* Work to be completed:
Spot every line with the word "caramels" and return it.

* Data extract:
────────────────────────────────────────

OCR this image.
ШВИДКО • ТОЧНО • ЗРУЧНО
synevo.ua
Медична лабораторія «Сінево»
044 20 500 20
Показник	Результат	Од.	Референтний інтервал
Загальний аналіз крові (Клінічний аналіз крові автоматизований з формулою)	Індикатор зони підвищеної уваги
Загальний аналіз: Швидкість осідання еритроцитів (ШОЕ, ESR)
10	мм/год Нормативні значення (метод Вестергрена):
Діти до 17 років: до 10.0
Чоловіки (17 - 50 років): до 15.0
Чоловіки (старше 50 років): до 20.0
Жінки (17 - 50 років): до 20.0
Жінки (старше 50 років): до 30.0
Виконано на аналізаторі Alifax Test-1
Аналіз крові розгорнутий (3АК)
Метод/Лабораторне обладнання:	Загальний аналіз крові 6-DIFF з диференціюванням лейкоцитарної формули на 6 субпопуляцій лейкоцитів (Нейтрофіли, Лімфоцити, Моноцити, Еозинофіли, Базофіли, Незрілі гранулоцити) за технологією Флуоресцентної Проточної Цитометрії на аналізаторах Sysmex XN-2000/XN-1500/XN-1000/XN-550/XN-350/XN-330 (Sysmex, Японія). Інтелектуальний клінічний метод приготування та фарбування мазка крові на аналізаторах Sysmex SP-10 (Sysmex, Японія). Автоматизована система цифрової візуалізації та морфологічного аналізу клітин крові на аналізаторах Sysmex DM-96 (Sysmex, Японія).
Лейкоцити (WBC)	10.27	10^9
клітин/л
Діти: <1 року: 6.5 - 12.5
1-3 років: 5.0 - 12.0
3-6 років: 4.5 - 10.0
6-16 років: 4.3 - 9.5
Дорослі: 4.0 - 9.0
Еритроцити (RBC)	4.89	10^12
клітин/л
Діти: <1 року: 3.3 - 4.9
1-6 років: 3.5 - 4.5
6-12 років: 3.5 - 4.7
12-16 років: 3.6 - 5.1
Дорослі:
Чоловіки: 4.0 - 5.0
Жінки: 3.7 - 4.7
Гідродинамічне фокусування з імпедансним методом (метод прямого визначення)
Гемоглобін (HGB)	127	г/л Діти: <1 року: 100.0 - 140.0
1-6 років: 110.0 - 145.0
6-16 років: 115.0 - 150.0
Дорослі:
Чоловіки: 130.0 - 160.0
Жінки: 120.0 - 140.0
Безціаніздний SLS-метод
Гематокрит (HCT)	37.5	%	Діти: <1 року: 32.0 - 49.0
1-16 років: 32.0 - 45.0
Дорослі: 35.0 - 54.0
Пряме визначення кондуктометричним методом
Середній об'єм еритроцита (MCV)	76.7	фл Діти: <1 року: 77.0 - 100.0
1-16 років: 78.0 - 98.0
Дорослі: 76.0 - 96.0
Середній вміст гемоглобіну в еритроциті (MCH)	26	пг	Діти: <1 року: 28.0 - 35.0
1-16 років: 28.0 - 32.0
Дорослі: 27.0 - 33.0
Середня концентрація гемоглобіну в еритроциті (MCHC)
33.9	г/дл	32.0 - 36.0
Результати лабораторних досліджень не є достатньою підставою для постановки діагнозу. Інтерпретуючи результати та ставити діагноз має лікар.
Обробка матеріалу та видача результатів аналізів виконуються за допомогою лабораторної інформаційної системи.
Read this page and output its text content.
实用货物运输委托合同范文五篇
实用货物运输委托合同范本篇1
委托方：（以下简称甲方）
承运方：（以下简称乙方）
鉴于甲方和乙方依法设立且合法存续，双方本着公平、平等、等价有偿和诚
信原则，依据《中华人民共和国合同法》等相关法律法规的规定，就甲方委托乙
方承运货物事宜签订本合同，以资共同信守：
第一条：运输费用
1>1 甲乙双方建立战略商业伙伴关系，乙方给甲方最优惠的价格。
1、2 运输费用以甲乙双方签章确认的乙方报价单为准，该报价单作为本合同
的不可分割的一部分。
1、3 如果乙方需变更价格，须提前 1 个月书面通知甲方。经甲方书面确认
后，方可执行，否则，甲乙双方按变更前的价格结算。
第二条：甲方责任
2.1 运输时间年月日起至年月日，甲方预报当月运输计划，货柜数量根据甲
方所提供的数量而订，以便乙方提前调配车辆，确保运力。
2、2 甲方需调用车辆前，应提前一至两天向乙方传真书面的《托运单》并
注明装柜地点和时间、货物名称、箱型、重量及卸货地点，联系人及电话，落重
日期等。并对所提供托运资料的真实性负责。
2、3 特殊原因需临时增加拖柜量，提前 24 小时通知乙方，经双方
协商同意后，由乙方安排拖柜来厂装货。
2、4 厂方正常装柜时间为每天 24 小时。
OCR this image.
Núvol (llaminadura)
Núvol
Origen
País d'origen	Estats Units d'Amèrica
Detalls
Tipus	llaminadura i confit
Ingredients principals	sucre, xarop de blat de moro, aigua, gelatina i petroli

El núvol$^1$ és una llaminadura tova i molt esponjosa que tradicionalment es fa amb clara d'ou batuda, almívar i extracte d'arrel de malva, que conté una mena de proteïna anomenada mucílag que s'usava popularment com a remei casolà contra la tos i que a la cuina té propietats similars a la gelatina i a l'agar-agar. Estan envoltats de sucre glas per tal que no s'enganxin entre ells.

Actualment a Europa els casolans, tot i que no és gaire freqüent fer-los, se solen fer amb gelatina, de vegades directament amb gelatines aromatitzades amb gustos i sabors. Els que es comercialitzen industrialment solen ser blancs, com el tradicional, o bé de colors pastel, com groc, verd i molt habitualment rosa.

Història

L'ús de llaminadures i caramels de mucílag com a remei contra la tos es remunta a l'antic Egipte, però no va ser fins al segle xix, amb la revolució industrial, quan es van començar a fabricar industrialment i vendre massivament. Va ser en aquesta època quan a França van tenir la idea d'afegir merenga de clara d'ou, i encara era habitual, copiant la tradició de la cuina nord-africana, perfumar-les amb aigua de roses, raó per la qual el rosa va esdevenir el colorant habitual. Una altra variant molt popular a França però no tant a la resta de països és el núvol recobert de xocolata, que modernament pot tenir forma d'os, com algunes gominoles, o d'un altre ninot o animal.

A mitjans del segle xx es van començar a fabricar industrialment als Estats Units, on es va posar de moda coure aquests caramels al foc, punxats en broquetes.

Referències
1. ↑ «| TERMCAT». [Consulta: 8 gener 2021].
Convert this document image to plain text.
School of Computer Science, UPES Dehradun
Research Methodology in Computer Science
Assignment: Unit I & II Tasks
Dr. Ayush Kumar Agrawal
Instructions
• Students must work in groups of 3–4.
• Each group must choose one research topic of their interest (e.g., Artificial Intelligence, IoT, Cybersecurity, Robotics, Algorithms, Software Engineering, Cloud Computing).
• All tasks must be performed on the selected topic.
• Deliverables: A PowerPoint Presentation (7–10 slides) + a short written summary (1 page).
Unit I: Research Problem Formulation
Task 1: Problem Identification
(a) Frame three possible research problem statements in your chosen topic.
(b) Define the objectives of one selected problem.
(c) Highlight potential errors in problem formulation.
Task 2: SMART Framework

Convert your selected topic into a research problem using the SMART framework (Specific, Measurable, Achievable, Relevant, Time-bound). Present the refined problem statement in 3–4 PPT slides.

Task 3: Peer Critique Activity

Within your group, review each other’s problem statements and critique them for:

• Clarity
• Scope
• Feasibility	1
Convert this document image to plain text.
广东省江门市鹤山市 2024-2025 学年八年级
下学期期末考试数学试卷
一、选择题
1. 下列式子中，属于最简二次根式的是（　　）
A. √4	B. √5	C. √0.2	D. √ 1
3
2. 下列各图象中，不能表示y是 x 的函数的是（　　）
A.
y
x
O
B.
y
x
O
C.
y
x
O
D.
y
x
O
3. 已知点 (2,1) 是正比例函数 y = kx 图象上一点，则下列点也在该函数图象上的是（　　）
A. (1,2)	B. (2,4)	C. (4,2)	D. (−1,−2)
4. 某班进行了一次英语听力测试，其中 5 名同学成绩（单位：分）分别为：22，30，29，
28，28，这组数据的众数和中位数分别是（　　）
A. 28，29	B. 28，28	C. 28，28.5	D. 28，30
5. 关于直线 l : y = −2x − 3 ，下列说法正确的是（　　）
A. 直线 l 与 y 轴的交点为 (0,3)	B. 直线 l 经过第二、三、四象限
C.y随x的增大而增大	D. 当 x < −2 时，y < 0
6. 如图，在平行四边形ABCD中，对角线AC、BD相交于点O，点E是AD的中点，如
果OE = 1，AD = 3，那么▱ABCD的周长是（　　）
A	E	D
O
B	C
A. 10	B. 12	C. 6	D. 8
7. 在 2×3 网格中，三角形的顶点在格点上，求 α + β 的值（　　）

────────────────────────────────────────

* Solved exercise:
L'ús de llaminadures i caramels de mucílag com a remei contra la tos es remunta a l'antic Egipte, però no va ser fins al segle xix, amb la revolució industrial, quan es van començar a fabricar industrialment i vendre massivament. Va ser en aquesta època quan a França van tenir la idea d'afegir merenga de clara d'ou, i encara era habitual, copiant la tradició de la cuina nord-africana, perfumar-les amb aigua de roses, raó per la qual el rosa va esdevenir el colorant habitual. Una altra variant molt popular a França però no tant a la resta de països és el núvol recobert de xocolata, que modernament pot tenir forma d'os, com algunes gominoles, o d'un altre ninot o animal.
A mitjans del segle xx es van començar a fabricar industrialment als Estats Units, on es va posar de moda coure aquests caramels al foc, punxats en broquetes.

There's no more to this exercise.